**Data for this task**
§
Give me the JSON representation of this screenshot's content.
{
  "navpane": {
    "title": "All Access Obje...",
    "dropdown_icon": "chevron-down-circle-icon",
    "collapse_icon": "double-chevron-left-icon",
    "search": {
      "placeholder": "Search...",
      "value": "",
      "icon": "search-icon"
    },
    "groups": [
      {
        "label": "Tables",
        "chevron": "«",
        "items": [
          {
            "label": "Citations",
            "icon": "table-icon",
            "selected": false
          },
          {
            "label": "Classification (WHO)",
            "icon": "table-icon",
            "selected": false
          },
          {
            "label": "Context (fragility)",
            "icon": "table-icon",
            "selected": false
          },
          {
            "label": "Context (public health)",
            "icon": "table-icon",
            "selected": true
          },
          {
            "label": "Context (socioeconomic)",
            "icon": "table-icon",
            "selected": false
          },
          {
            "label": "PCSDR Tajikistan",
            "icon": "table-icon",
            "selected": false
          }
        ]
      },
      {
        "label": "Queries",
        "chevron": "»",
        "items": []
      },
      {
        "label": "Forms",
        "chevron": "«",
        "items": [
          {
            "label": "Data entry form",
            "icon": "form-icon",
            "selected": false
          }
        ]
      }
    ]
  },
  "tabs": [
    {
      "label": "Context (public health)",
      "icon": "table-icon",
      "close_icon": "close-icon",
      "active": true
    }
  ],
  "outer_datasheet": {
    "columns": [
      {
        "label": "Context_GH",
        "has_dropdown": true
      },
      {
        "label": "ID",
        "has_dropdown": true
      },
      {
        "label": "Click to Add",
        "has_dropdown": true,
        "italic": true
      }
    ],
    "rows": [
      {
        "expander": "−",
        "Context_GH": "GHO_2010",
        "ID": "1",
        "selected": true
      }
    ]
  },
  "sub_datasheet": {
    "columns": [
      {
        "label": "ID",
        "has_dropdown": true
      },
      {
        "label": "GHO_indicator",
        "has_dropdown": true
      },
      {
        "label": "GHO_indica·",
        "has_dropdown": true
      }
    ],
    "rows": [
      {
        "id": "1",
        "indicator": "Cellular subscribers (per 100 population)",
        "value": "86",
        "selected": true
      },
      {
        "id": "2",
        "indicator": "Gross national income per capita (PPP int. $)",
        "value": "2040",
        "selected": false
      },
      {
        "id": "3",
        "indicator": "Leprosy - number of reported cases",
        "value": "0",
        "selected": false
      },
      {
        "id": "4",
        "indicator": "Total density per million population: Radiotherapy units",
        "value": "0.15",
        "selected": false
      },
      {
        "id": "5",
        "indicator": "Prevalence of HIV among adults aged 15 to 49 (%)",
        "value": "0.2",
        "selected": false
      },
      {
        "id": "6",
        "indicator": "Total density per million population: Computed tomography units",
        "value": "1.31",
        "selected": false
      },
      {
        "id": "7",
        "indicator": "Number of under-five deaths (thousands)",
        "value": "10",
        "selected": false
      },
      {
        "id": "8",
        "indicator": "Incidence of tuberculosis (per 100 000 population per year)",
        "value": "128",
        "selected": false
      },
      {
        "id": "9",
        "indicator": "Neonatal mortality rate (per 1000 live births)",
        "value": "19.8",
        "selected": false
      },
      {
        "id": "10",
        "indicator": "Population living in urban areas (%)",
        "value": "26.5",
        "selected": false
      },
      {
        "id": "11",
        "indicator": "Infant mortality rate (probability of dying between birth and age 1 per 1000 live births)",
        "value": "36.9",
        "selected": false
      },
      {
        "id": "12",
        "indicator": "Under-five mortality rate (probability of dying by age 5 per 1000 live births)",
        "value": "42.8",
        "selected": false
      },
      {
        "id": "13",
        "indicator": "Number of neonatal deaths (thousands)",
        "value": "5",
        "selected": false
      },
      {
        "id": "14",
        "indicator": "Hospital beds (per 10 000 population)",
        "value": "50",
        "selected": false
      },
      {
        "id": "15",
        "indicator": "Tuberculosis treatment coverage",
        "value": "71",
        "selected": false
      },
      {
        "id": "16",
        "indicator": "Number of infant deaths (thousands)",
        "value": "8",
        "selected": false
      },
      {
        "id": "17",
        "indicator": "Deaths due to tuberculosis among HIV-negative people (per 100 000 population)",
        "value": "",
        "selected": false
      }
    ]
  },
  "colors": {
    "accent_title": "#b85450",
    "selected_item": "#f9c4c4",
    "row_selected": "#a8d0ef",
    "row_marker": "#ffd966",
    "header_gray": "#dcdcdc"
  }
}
§
**Problem requirements**
Of the lines in the material, how many include "probability"? Respond with the number alone.

**Result of the exercise**
2